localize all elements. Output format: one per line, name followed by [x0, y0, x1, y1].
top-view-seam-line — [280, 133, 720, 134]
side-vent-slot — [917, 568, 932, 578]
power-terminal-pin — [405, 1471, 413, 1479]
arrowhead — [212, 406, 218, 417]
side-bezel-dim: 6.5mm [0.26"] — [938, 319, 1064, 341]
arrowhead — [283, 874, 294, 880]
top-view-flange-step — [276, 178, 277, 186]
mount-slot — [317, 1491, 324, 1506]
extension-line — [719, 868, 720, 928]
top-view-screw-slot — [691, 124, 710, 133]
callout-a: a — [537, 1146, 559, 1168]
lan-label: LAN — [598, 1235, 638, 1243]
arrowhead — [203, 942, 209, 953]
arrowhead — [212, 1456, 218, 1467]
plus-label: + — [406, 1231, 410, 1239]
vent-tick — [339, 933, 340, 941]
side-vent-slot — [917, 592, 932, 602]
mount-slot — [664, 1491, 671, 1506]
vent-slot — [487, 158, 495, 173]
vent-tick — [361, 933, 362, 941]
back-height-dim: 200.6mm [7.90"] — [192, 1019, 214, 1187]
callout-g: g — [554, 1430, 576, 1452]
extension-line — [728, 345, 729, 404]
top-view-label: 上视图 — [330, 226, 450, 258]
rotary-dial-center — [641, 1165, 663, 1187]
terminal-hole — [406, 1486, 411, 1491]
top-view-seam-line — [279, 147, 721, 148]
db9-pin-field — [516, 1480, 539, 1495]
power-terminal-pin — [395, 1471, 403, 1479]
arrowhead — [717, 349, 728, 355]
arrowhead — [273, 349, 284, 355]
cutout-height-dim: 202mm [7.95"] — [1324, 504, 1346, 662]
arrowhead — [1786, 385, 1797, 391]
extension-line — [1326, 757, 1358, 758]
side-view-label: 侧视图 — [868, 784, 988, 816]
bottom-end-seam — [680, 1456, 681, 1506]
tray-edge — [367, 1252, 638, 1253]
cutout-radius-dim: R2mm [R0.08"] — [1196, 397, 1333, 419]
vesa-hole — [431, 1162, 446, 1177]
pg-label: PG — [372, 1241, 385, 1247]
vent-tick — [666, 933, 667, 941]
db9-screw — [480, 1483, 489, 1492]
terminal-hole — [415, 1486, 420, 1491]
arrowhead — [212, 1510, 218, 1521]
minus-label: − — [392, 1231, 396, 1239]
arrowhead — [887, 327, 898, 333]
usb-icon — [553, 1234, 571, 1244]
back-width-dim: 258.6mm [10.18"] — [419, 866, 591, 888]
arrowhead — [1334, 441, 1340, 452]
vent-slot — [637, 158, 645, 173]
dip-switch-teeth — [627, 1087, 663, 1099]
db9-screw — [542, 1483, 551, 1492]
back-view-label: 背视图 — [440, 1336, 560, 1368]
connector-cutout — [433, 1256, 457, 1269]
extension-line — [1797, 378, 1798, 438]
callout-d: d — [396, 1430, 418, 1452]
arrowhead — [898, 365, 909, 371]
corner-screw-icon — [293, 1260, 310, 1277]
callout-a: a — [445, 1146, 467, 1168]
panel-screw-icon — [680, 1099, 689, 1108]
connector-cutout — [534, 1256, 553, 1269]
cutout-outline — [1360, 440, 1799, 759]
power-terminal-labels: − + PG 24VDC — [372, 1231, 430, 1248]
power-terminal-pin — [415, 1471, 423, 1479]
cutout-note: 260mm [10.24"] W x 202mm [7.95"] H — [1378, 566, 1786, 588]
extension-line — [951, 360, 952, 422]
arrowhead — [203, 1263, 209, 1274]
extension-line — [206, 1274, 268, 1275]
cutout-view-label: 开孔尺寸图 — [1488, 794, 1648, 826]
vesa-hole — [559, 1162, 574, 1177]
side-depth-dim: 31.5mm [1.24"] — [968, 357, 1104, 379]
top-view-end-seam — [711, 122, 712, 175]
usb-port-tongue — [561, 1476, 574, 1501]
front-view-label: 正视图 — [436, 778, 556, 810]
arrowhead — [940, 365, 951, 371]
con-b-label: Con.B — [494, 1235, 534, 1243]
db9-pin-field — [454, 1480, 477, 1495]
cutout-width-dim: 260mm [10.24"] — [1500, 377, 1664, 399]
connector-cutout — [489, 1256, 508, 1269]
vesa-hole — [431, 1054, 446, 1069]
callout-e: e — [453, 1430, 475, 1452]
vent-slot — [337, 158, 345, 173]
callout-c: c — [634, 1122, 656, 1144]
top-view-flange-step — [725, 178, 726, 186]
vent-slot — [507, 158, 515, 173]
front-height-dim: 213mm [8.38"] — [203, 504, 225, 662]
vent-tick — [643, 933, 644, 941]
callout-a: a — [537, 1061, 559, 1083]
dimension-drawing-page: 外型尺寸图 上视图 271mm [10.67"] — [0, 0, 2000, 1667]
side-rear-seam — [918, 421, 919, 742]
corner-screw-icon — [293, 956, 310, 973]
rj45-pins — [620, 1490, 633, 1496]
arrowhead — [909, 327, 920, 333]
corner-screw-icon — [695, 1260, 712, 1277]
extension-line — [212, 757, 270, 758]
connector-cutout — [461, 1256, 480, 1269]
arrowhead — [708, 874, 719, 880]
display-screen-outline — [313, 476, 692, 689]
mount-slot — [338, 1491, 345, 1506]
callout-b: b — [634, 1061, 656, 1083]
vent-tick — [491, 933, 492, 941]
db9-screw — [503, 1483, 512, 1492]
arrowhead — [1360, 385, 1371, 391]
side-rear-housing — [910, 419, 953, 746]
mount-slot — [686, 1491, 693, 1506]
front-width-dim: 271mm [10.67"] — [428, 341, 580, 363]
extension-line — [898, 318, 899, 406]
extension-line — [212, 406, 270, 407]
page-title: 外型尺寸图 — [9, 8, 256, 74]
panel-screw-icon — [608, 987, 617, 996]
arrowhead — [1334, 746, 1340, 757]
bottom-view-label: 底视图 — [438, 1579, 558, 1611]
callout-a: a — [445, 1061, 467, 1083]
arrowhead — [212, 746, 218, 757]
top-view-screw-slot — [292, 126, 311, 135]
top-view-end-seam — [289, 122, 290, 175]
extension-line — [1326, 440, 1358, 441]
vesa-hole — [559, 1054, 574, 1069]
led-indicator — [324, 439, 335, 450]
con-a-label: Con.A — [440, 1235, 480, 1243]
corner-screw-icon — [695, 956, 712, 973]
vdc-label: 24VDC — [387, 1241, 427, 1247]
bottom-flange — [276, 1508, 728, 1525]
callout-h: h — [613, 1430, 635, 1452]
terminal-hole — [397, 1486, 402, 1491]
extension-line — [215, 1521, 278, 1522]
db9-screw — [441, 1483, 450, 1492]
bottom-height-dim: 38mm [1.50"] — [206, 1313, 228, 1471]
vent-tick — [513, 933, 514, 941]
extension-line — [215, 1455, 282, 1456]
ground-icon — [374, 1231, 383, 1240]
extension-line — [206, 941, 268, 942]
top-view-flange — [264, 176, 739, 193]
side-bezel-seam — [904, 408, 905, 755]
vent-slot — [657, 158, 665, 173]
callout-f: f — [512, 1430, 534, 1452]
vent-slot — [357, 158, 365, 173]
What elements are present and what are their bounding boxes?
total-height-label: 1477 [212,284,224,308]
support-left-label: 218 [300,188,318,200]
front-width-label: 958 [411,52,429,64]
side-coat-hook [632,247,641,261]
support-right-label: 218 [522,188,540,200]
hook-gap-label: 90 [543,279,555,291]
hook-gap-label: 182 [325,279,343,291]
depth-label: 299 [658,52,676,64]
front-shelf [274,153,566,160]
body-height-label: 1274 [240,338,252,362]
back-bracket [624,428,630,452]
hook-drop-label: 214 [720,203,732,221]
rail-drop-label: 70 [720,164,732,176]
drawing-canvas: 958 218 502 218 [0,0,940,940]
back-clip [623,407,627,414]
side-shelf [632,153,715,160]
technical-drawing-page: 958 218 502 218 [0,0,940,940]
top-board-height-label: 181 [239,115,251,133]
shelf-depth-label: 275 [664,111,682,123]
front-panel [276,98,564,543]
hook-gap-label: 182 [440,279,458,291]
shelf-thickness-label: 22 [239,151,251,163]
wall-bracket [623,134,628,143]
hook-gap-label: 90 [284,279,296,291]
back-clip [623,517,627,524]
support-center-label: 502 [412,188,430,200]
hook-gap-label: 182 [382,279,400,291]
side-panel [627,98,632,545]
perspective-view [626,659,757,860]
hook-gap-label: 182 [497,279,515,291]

◆ INSTRUCTIONS FOR THE TASK
Reproduce the items word for word, from their first line through the line containing "lan-label: LAN — [598, 1235, 638, 1243]", including both.

◆ OUTPUT OF THE EXERCISE
localize all elements. Output format: one per line, name followed by [x0, y0, x1, y1].
top-view-seam-line — [280, 133, 720, 134]
side-vent-slot — [917, 568, 932, 578]
power-terminal-pin — [405, 1471, 413, 1479]
arrowhead — [212, 406, 218, 417]
side-bezel-dim: 6.5mm [0.26"] — [938, 319, 1064, 341]
arrowhead — [283, 874, 294, 880]
top-view-flange-step — [276, 178, 277, 186]
mount-slot — [317, 1491, 324, 1506]
extension-line — [719, 868, 720, 928]
top-view-screw-slot — [691, 124, 710, 133]
callout-a: a — [537, 1146, 559, 1168]
lan-label: LAN — [598, 1235, 638, 1243]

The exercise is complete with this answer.